- **What to work on**
Retype the data below without altering anything.

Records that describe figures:
□ □ □ □ □ □ □
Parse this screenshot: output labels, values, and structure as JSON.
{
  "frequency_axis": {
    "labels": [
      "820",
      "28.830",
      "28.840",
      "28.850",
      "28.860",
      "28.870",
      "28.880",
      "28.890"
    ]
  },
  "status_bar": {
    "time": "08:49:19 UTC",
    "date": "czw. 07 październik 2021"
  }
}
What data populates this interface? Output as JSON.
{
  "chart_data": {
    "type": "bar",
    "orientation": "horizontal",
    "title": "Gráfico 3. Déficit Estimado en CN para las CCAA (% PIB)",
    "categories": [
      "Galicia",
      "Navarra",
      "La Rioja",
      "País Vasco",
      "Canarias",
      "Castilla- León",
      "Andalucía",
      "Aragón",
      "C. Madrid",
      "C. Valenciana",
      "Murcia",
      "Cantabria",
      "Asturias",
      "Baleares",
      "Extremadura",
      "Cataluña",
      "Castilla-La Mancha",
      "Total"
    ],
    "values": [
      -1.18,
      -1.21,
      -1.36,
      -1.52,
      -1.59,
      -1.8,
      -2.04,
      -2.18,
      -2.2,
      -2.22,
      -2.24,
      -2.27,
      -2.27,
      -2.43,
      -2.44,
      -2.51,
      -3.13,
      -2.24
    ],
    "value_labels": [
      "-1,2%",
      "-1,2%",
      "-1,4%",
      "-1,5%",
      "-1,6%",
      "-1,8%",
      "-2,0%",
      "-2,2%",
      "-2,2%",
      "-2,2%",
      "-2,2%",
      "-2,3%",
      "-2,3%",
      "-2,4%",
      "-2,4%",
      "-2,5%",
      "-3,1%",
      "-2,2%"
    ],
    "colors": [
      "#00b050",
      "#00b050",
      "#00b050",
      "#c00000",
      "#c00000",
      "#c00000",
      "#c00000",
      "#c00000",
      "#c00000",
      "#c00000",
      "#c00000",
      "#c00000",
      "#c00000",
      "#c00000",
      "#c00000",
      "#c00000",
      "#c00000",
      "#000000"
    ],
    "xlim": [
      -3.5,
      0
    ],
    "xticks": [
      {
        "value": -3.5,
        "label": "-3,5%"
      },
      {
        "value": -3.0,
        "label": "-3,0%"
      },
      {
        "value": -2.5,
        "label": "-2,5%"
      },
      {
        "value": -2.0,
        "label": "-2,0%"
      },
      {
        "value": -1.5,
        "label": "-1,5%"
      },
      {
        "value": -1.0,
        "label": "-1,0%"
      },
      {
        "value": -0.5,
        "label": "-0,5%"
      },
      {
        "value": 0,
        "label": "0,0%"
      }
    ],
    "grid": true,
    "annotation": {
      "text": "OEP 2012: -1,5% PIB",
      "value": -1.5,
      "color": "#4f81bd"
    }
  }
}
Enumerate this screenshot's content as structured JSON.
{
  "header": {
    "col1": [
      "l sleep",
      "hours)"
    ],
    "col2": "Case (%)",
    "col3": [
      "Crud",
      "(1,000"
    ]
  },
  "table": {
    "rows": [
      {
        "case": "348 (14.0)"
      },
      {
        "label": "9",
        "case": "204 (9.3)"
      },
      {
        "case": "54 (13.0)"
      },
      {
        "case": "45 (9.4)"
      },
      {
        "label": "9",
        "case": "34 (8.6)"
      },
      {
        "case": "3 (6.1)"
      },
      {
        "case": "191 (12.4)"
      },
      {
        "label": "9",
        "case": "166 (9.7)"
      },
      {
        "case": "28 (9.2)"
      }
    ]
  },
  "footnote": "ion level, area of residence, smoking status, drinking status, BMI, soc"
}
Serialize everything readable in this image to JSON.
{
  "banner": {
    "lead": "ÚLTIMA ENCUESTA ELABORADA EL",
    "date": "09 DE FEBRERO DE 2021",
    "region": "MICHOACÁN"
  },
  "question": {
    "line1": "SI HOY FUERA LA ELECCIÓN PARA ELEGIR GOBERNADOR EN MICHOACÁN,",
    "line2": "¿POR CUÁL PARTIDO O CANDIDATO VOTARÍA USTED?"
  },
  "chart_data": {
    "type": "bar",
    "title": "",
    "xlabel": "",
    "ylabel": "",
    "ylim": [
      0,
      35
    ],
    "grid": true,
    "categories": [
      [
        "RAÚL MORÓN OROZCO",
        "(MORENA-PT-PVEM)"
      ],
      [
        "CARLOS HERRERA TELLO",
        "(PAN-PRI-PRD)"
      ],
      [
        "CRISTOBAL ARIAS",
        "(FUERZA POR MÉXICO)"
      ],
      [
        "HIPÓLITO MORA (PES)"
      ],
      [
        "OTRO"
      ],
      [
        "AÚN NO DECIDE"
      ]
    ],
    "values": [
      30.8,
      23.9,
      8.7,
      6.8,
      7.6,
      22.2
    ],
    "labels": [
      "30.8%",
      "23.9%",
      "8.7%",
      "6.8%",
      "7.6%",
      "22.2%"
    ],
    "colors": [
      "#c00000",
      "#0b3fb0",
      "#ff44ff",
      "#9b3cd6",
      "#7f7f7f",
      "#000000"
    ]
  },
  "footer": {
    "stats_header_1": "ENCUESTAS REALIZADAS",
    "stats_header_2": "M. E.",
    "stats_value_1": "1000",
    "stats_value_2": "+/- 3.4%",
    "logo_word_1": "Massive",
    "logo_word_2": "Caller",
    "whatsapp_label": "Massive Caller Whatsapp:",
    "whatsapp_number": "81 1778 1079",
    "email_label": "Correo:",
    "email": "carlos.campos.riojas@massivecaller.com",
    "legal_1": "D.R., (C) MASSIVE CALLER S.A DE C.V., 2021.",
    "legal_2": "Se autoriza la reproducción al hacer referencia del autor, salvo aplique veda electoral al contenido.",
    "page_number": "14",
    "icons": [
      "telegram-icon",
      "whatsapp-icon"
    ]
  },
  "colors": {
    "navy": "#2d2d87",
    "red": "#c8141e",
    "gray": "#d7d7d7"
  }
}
□ □ □ □ □ □ □
- **Completed task**
Parse this screenshot: output labels, values, and structure as JSON.
{
  "frequency_axis": {
    "labels": [
      "820",
      "28.830",
      "28.840",
      "28.850",
      "28.860",
      "28.870",
      "28.880",
      "28.890"
    ]
  },
  "status_bar": {
    "time": "08:49:19 UTC",
    "date": "czw. 07 październik 2021"
  }
}
What data populates this interface? Output as JSON.
{
  "chart_data": {
    "type": "bar",
    "orientation": "horizontal",
    "title": "Gráfico 3. Déficit Estimado en CN para las CCAA (% PIB)",
    "categories": [
      "Galicia",
      "Navarra",
      "La Rioja",
      "País Vasco",
      "Canarias",
      "Castilla- León",
      "Andalucía",
      "Aragón",
      "C. Madrid",
      "C. Valenciana",
      "Murcia",
      "Cantabria",
      "Asturias",
      "Baleares",
      "Extremadura",
      "Cataluña",
      "Castilla-La Mancha",
      "Total"
    ],
    "values": [
      -1.18,
      -1.21,
      -1.36,
      -1.52,
      -1.59,
      -1.8,
      -2.04,
      -2.18,
      -2.2,
      -2.22,
      -2.24,
      -2.27,
      -2.27,
      -2.43,
      -2.44,
      -2.51,
      -3.13,
      -2.24
    ],
    "value_labels": [
      "-1,2%",
      "-1,2%",
      "-1,4%",
      "-1,5%",
      "-1,6%",
      "-1,8%",
      "-2,0%",
      "-2,2%",
      "-2,2%",
      "-2,2%",
      "-2,2%",
      "-2,3%",
      "-2,3%",
      "-2,4%",
      "-2,4%",
      "-2,5%",
      "-3,1%",
      "-2,2%"
    ],
    "colors": [
      "#00b050",
      "#00b050",
      "#00b050",
      "#c00000",
      "#c00000",
      "#c00000",
      "#c00000",
      "#c00000",
      "#c00000",
      "#c00000",
      "#c00000",
      "#c00000",
      "#c00000",
      "#c00000",
      "#c00000",
      "#c00000",
      "#c00000",
      "#000000"
    ],
    "xlim": [
      -3.5,
      0
    ],
    "xticks": [
      {
        "value": -3.5,
        "label": "-3,5%"
      },
      {
        "value": -3.0,
        "label": "-3,0%"
      },
      {
        "value": -2.5,
        "label": "-2,5%"
      },
      {
        "value": -2.0,
        "label": "-2,0%"
      },
      {
        "value": -1.5,
        "label": "-1,5%"
      },
      {
        "value": -1.0,
        "label": "-1,0%"
      },
      {
        "value": -0.5,
        "label": "-0,5%"
      },
      {
        "value": 0,
        "label": "0,0%"
      }
    ],
    "grid": true,
    "annotation": {
      "text": "OEP 2012: -1,5% PIB",
      "value": -1.5,
      "color": "#4f81bd"
    }
  }
}
Enumerate this screenshot's content as structured JSON.
{
  "header": {
    "col1": [
      "l sleep",
      "hours)"
    ],
    "col2": "Case (%)",
    "col3": [
      "Crud",
      "(1,000"
    ]
  },
  "table": {
    "rows": [
      {
        "case": "348 (14.0)"
      },
      {
        "label": "9",
        "case": "204 (9.3)"
      },
      {
        "case": "54 (13.0)"
      },
      {
        "case": "45 (9.4)"
      },
      {
        "label": "9",
        "case": "34 (8.6)"
      },
      {
        "case": "3 (6.1)"
      },
      {
        "case": "191 (12.4)"
      },
      {
        "label": "9",
        "case": "166 (9.7)"
      },
      {
        "case": "28 (9.2)"
      }
    ]
  },
  "footnote": "ion level, area of residence, smoking status, drinking status, BMI, soc"
}
Serialize everything readable in this image to JSON.
{
  "banner": {
    "lead": "ÚLTIMA ENCUESTA ELABORADA EL",
    "date": "09 DE FEBRERO DE 2021",
    "region": "MICHOACÁN"
  },
  "question": {
    "line1": "SI HOY FUERA LA ELECCIÓN PARA ELEGIR GOBERNADOR EN MICHOACÁN,",
    "line2": "¿POR CUÁL PARTIDO O CANDIDATO VOTARÍA USTED?"
  },
  "chart_data": {
    "type": "bar",
    "title": "",
    "xlabel": "",
    "ylabel": "",
    "ylim": [
      0,
      35
    ],
    "grid": true,
    "categories": [
      [
        "RAÚL MORÓN OROZCO",
        "(MORENA-PT-PVEM)"
      ],
      [
        "CARLOS HERRERA TELLO",
        "(PAN-PRI-PRD)"
      ],
      [
        "CRISTOBAL ARIAS",
        "(FUERZA POR MÉXICO)"
      ],
      [
        "HIPÓLITO MORA (PES)"
      ],
      [
        "OTRO"
      ],
      [
        "AÚN NO DECIDE"
      ]
    ],
    "values": [
      30.8,
      23.9,
      8.7,
      6.8,
      7.6,
      22.2
    ],
    "labels": [
      "30.8%",
      "23.9%",
      "8.7%",
      "6.8%",
      "7.6%",
      "22.2%"
    ],
    "colors": [
      "#c00000",
      "#0b3fb0",
      "#ff44ff",
      "#9b3cd6",
      "#7f7f7f",
      "#000000"
    ]
  },
  "footer": {
    "stats_header_1": "ENCUESTAS REALIZADAS",
    "stats_header_2": "M. E.",
    "stats_value_1": "1000",
    "stats_value_2": "+/- 3.4%",
    "logo_word_1": "Massive",
    "logo_word_2": "Caller",
    "whatsapp_label": "Massive Caller Whatsapp:",
    "whatsapp_number": "81 1778 1079",
    "email_label": "Correo:",
    "email": "carlos.campos.riojas@massivecaller.com",
    "legal_1": "D.R., (C) MASSIVE CALLER S.A DE C.V., 2021.",
    "legal_2": "Se autoriza la reproducción al hacer referencia del autor, salvo aplique veda electoral al contenido.",
    "page_number": "14",
    "icons": [
      "telegram-icon",
      "whatsapp-icon"
    ]
  },
  "colors": {
    "navy": "#2d2d87",
    "red": "#c8141e",
    "gray": "#d7d7d7"
  }
}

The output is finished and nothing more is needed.